### Task prompt
For this exercise, repeat all of the material verbatim apart from its images.

### Data shown
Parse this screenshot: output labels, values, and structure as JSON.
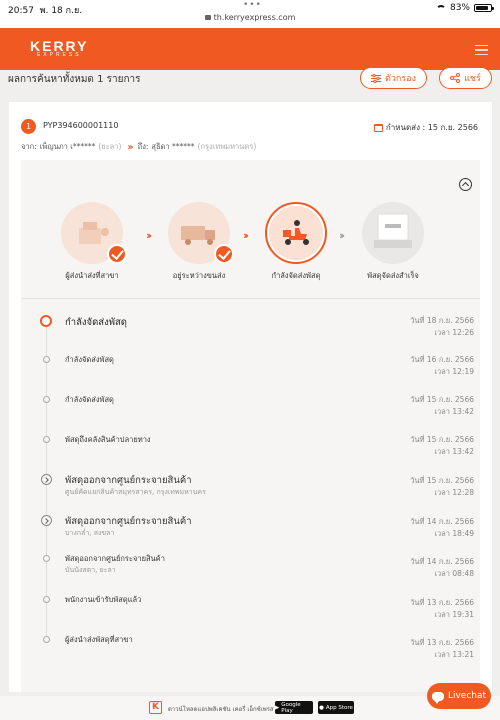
{
  "status_bar": {
    "time": "20:57",
    "date": "พ. 18 ก.ย.",
    "dots": "•••",
    "url": "th.kerryexpress.com",
    "battery": "83%",
    "battery_level": 0.83
  },
  "header": {
    "logo_main": "KERRY",
    "logo_sub": "EXPRESS"
  },
  "results": {
    "title": "ผลการค้นหาทั้งหมด 1 รายการ",
    "filter_label": "ตัวกรอง",
    "share_label": "แชร์"
  },
  "parcel": {
    "index": "1",
    "tracking_no": "PYP394600001110",
    "due_label": "กำหนดส่ง : 15 ก.ย. 2566",
    "from_label": "จาก:",
    "from_name": "เพ็ญนภา เ******",
    "from_area": "(ยะลา)",
    "to_label": "ถึง:",
    "to_name": "สุธิดา ******",
    "to_area": "(กรุงเทพมหานคร)"
  },
  "steps": [
    {
      "label": "ผู้ส่งนำส่งที่สาขา",
      "done": true
    },
    {
      "label": "อยู่ระหว่างขนส่ง",
      "done": true
    },
    {
      "label": "กำลังจัดส่งพัสดุ",
      "current": true
    },
    {
      "label": "พัสดุจัดส่งสำเร็จ",
      "done": false
    }
  ],
  "timeline": [
    {
      "title": "กำลังจัดส่งพัสดุ",
      "sub": "",
      "date": "วันที่ 18 ก.ย. 2566",
      "time": "เวลา 12:26"
    },
    {
      "title": "กำลังจัดส่งพัสดุ",
      "sub": "",
      "date": "วันที่ 16 ก.ย. 2566",
      "time": "เวลา 12:19"
    },
    {
      "title": "กำลังจัดส่งพัสดุ",
      "sub": "",
      "date": "วันที่ 15 ก.ย. 2566",
      "time": "เวลา 13:42"
    },
    {
      "title": "พัสดุถึงคลังสินค้าปลายทาง",
      "sub": "",
      "date": "วันที่ 15 ก.ย. 2566",
      "time": "เวลา 13:42"
    },
    {
      "title": "พัสดุออกจากศูนย์กระจายสินค้า",
      "sub": "ศูนย์คัดแยกสินค้าสมุทรสาคร, กรุงเทพมหานคร",
      "date": "วันที่ 15 ก.ย. 2566",
      "time": "เวลา 12:28"
    },
    {
      "title": "พัสดุออกจากศูนย์กระจายสินค้า",
      "sub": "บางกล่ำ, สงขลา",
      "date": "วันที่ 14 ก.ย. 2566",
      "time": "เวลา 18:49"
    },
    {
      "title": "พัสดุออกจากศูนย์กระจายสินค้า",
      "sub": "บันนังสตา, ยะลา",
      "date": "วันที่ 14 ก.ย. 2566",
      "time": "เวลา 08:48"
    },
    {
      "title": "พนักงานเข้ารับพัสดุแล้ว",
      "sub": "",
      "date": "วันที่ 13 ก.ย. 2566",
      "time": "เวลา 19:31"
    },
    {
      "title": "ผู้ส่งนำส่งพัสดุที่สาขา",
      "sub": "",
      "date": "วันที่ 13 ก.ย. 2566",
      "time": "เวลา 13:21"
    }
  ],
  "promo": {
    "k": "K",
    "text": "ดาวน์โหลดแอปพลิเคชัน เคอรี่ เอ็กซ์เพรส",
    "google_play": "Google Play",
    "app_store": "App Store"
  },
  "livechat": {
    "label": "Livechat"
  },
  "colors": {
    "brand": "#f05a22"
  }
}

### Completed exercise
Parse this screenshot: output labels, values, and structure as JSON.
{
  "status_bar": {
    "time": "20:57",
    "date": "พ. 18 ก.ย.",
    "dots": "•••",
    "url": "th.kerryexpress.com",
    "battery": "83%",
    "battery_level": 0.83
  },
  "header": {
    "logo_main": "KERRY",
    "logo_sub": "EXPRESS"
  },
  "results": {
    "title": "ผลการค้นหาทั้งหมด 1 รายการ",
    "filter_label": "ตัวกรอง",
    "share_label": "แชร์"
  },
  "parcel": {
    "index": "1",
    "tracking_no": "PYP394600001110",
    "due_label": "กำหนดส่ง : 15 ก.ย. 2566",
    "from_label": "จาก:",
    "from_name": "เพ็ญนภา เ******",
    "from_area": "(ยะลา)",
    "to_label": "ถึง:",
    "to_name": "สุธิดา ******",
    "to_area": "(กรุงเทพมหานคร)"
  },
  "steps": [
    {
      "label": "ผู้ส่งนำส่งที่สาขา",
      "done": true
    },
    {
      "label": "อยู่ระหว่างขนส่ง",
      "done": true
    },
    {
      "label": "กำลังจัดส่งพัสดุ",
      "current": true
    },
    {
      "label": "พัสดุจัดส่งสำเร็จ",
      "done": false
    }
  ],
  "timeline": [
    {
      "title": "กำลังจัดส่งพัสดุ",
      "sub": "",
      "date": "วันที่ 18 ก.ย. 2566",
      "time": "เวลา 12:26"
    },
    {
      "title": "กำลังจัดส่งพัสดุ",
      "sub": "",
      "date": "วันที่ 16 ก.ย. 2566",
      "time": "เวลา 12:19"
    },
    {
      "title": "กำลังจัดส่งพัสดุ",
      "sub": "",
      "date": "วันที่ 15 ก.ย. 2566",
      "time": "เวลา 13:42"
    },
    {
      "title": "พัสดุถึงคลังสินค้าปลายทาง",
      "sub": "",
      "date": "วันที่ 15 ก.ย. 2566",
      "time": "เวลา 13:42"
    },
    {
      "title": "พัสดุออกจากศูนย์กระจายสินค้า",
      "sub": "ศูนย์คัดแยกสินค้าสมุทรสาคร, กรุงเทพมหานคร",
      "date": "วันที่ 15 ก.ย. 2566",
      "time": "เวลา 12:28"
    },
    {
      "title": "พัสดุออกจากศูนย์กระจายสินค้า",
      "sub": "บางกล่ำ, สงขลา",
      "date": "วันที่ 14 ก.ย. 2566",
      "time": "เวลา 18:49"
    },
    {
      "title": "พัสดุออกจากศูนย์กระจายสินค้า",
      "sub": "บันนังสตา, ยะลา",
      "date": "วันที่ 14 ก.ย. 2566",
      "time": "เวลา 08:48"
    },
    {
      "title": "พนักงานเข้ารับพัสดุแล้ว",
      "sub": "",
      "date": "วันที่ 13 ก.ย. 2566",
      "time": "เวลา 19:31"
    },
    {
      "title": "ผู้ส่งนำส่งพัสดุที่สาขา",
      "sub": "",
      "date": "วันที่ 13 ก.ย. 2566",
      "time": "เวลา 13:21"
    }
  ],
  "promo": {
    "k": "K",
    "text": "ดาวน์โหลดแอปพลิเคชัน เคอรี่ เอ็กซ์เพรส",
    "google_play": "Google Play",
    "app_store": "App Store"
  },
  "livechat": {
    "label": "Livechat"
  },
  "colors": {
    "brand": "#f05a22"
  }
}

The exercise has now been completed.